* **PROBLEM TO WORK ON**:
Look through the lines below and extract each one that contains "davul".

## START EXERCISE INPUT

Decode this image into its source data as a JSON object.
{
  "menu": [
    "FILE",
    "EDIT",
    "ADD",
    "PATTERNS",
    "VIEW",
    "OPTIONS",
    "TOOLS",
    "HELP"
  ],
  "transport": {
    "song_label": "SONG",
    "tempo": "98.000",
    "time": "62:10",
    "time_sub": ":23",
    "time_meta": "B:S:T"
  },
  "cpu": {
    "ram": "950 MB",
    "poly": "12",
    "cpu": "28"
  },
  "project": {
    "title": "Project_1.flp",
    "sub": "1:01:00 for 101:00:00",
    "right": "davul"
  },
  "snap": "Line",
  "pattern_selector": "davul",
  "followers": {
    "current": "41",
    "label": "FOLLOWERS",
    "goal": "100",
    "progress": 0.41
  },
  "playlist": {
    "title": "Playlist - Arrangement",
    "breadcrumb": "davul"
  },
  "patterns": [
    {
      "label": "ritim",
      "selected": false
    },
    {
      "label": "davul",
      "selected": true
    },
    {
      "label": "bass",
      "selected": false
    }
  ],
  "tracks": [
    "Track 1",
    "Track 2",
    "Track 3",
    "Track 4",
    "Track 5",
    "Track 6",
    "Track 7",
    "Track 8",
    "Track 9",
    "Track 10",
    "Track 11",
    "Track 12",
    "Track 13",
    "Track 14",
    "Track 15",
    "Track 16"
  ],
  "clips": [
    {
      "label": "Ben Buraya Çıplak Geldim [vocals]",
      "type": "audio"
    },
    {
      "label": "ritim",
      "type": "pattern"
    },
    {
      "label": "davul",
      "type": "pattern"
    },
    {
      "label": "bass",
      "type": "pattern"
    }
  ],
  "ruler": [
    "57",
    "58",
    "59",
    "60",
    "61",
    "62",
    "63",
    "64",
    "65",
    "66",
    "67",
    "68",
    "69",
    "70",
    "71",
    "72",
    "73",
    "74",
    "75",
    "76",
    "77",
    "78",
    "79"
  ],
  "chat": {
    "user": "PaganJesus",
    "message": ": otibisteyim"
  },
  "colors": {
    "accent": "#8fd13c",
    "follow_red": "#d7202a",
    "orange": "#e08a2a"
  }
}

## END EXERCISE INPUT

* **IN RESPONSE**:
    "right": "davul"
  "pattern_selector": "davul",
    "breadcrumb": "davul"
      "label": "davul",
      "label": "davul",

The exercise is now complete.